> [EXERCISE INSTRUCTIONS]: Read through the data and count the lines that contain the string "Panel"; give only the result.

[Records from a collection]
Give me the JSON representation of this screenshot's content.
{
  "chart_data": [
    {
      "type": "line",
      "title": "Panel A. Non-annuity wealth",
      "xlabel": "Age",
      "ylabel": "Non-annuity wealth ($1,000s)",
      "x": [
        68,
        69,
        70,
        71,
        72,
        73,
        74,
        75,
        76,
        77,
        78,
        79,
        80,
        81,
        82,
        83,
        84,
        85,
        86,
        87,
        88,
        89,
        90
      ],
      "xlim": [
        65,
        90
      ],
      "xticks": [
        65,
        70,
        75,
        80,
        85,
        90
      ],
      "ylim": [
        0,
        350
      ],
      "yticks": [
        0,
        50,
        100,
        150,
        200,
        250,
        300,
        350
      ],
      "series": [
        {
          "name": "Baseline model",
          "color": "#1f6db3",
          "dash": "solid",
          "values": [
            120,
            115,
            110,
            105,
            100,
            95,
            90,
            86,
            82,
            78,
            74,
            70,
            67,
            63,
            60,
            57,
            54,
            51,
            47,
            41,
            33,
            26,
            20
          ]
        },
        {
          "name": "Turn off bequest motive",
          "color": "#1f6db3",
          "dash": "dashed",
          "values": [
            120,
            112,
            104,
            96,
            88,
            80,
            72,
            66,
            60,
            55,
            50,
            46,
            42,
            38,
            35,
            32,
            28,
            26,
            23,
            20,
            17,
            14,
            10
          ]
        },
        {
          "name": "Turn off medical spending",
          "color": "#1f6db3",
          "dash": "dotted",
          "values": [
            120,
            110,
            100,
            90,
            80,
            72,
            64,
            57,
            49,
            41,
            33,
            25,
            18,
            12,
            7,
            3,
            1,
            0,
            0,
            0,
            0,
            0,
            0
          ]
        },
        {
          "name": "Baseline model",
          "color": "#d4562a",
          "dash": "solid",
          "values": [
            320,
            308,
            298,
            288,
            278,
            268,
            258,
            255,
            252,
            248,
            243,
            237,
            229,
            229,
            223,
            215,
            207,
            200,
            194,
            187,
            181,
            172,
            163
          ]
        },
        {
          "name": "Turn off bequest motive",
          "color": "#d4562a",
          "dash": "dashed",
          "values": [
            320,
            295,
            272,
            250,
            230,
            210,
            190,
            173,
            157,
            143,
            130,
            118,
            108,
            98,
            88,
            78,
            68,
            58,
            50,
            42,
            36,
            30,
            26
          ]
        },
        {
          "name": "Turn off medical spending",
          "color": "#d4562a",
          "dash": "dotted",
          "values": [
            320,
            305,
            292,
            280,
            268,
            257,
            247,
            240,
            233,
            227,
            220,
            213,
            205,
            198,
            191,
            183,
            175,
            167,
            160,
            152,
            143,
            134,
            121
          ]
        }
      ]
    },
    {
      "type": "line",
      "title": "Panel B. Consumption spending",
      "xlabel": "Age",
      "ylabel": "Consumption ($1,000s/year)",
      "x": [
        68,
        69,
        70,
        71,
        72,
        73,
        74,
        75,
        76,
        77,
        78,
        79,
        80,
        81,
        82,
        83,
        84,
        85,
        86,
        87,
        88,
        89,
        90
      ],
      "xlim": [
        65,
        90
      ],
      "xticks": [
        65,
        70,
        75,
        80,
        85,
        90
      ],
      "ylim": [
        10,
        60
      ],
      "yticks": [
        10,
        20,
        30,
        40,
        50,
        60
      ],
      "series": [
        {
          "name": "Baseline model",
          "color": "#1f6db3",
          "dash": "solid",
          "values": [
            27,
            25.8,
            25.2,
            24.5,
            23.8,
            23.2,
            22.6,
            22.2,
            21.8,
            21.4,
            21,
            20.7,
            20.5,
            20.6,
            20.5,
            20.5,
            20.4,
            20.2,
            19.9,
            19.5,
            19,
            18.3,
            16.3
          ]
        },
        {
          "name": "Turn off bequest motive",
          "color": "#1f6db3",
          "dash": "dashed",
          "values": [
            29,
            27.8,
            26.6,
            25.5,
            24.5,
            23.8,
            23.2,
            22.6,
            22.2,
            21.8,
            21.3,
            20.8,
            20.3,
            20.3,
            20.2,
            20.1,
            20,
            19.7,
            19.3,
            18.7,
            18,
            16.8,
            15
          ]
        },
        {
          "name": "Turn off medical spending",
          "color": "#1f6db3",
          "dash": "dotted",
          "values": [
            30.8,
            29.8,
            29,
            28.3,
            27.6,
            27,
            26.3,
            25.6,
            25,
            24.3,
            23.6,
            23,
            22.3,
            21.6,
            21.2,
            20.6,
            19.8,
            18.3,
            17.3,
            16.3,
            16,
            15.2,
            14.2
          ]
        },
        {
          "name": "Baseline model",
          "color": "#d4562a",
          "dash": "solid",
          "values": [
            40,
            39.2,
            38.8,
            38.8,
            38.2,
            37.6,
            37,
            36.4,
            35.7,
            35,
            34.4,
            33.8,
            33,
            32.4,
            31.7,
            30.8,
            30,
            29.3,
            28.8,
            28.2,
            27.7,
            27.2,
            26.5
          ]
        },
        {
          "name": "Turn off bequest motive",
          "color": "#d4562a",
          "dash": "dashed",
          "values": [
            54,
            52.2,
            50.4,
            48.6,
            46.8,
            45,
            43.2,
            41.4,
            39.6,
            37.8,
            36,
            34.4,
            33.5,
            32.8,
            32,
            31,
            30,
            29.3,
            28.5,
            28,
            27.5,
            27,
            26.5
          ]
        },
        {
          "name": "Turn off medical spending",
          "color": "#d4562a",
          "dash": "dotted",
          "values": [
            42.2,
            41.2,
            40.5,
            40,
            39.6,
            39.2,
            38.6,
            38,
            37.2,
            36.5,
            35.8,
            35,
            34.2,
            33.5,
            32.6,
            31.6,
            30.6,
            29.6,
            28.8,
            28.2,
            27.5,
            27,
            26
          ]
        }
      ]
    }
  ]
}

> [WRITTEN SOLUTION]: 2